**AIM**
Please retype the data in full and exactly; the pictures are not part of the copy.

+++ DATASET EXTRACT

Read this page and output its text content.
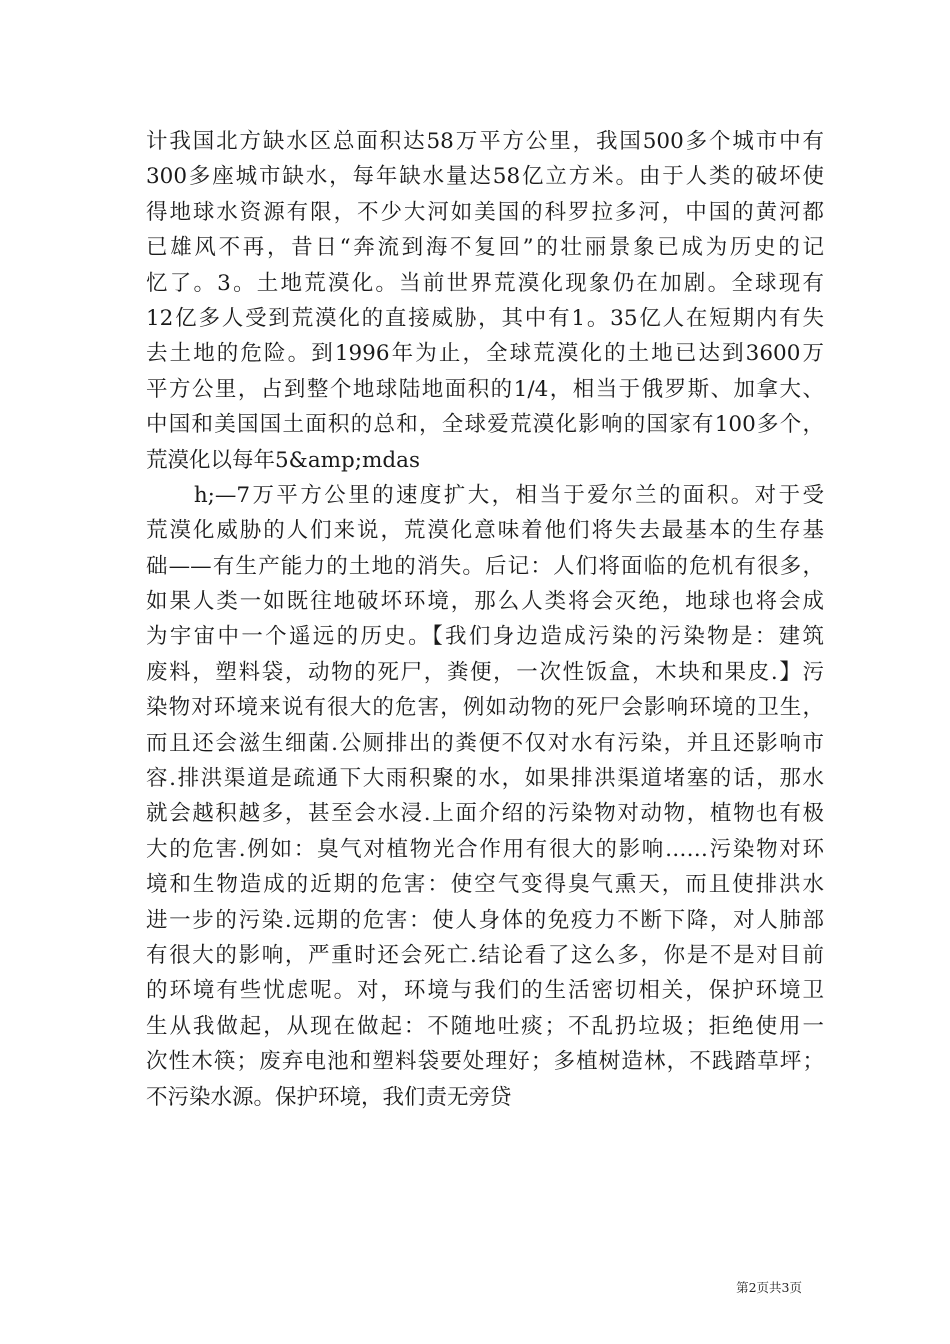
计我国北方缺水区总面积达58万平方公里，我国500多个城市中有
300多座城市缺水，每年缺水量达58亿立方米。由于人类的破坏使
得地球水资源有限，不少大河如美国的科罗拉多河，中国的黄河都
已雄风不再，昔日“奔流到海不复回”的壮丽景象已成为历史的记
忆了。3。土地荒漠化。当前世界荒漠化现象仍在加剧。全球现有
12亿多人受到荒漠化的直接威胁，其中有1。35亿人在短期内有失
去土地的危险。到1996年为止，全球荒漠化的土地已达到3600万
平方公里，占到整个地球陆地面积的1/4，相当于俄罗斯、加拿大、
中国和美国国土面积的总和，全球爱荒漠化影响的国家有100多个，
荒漠化以每年5&amp;mdas
　　h;—7万平方公里的速度扩大，相当于爱尔兰的面积。对于受
荒漠化威胁的人们来说，荒漠化意味着他们将失去最基本的生存基
础——有生产能力的土地的消失。后记：人们将面临的危机有很多，
如果人类一如既往地破坏环境，那么人类将会灭绝，地球也将会成
为宇宙中一个遥远的历史。【我们身边造成污染的污染物是：建筑
废料，塑料袋，动物的死尸，粪便，一次性饭盒，木块和果皮.】污
染物对环境来说有很大的危害，例如动物的死尸会影响环境的卫生，
而且还会滋生细菌.公厕排出的粪便不仅对水有污染，并且还影响市
容.排洪渠道是疏通下大雨积聚的水，如果排洪渠道堵塞的话，那水
就会越积越多，甚至会水浸.上面介绍的污染物对动物，植物也有极
大的危害.例如：臭气对植物光合作用有很大的影响……污染物对环
境和生物造成的近期的危害：使空气变得臭气熏天，而且使排洪水
进一步的污染.远期的危害：使人身体的免疫力不断下降，对人肺部
有很大的影响，严重时还会死亡.结论看了这么多，你是不是对目前
的环境有些忧虑呢。对，环境与我们的生活密切相关，保护环境卫
生从我做起，从现在做起：不随地吐痰；不乱扔垃圾；拒绝使用一
次性木筷；废弃电池和塑料袋要处理好；多植树造林，不践踏草坪；
不污染水源。保护环境，我们责无旁贷
第2页共3页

++++++

**FINAL ANSWER**
Read this page and output its text content.
计我国北方缺水区总面积达58万平方公里，我国500多个城市中有
300多座城市缺水，每年缺水量达58亿立方米。由于人类的破坏使
得地球水资源有限，不少大河如美国的科罗拉多河，中国的黄河都
已雄风不再，昔日“奔流到海不复回”的壮丽景象已成为历史的记
忆了。3。土地荒漠化。当前世界荒漠化现象仍在加剧。全球现有
12亿多人受到荒漠化的直接威胁，其中有1。35亿人在短期内有失
去土地的危险。到1996年为止，全球荒漠化的土地已达到3600万
平方公里，占到整个地球陆地面积的1/4，相当于俄罗斯、加拿大、
中国和美国国土面积的总和，全球爱荒漠化影响的国家有100多个，
荒漠化以每年5&amp;mdas
　　h;—7万平方公里的速度扩大，相当于爱尔兰的面积。对于受
荒漠化威胁的人们来说，荒漠化意味着他们将失去最基本的生存基
础——有生产能力的土地的消失。后记：人们将面临的危机有很多，
如果人类一如既往地破坏环境，那么人类将会灭绝，地球也将会成
为宇宙中一个遥远的历史。【我们身边造成污染的污染物是：建筑
废料，塑料袋，动物的死尸，粪便，一次性饭盒，木块和果皮.】污
染物对环境来说有很大的危害，例如动物的死尸会影响环境的卫生，
而且还会滋生细菌.公厕排出的粪便不仅对水有污染，并且还影响市
容.排洪渠道是疏通下大雨积聚的水，如果排洪渠道堵塞的话，那水
就会越积越多，甚至会水浸.上面介绍的污染物对动物，植物也有极
大的危害.例如：臭气对植物光合作用有很大的影响……污染物对环
境和生物造成的近期的危害：使空气变得臭气熏天，而且使排洪水
进一步的污染.远期的危害：使人身体的免疫力不断下降，对人肺部
有很大的影响，严重时还会死亡.结论看了这么多，你是不是对目前
的环境有些忧虑呢。对，环境与我们的生活密切相关，保护环境卫
生从我做起，从现在做起：不随地吐痰；不乱扔垃圾；拒绝使用一
次性木筷；废弃电池和塑料袋要处理好；多植树造林，不践踏草坪；
不污染水源。保护环境，我们责无旁贷
第2页共3页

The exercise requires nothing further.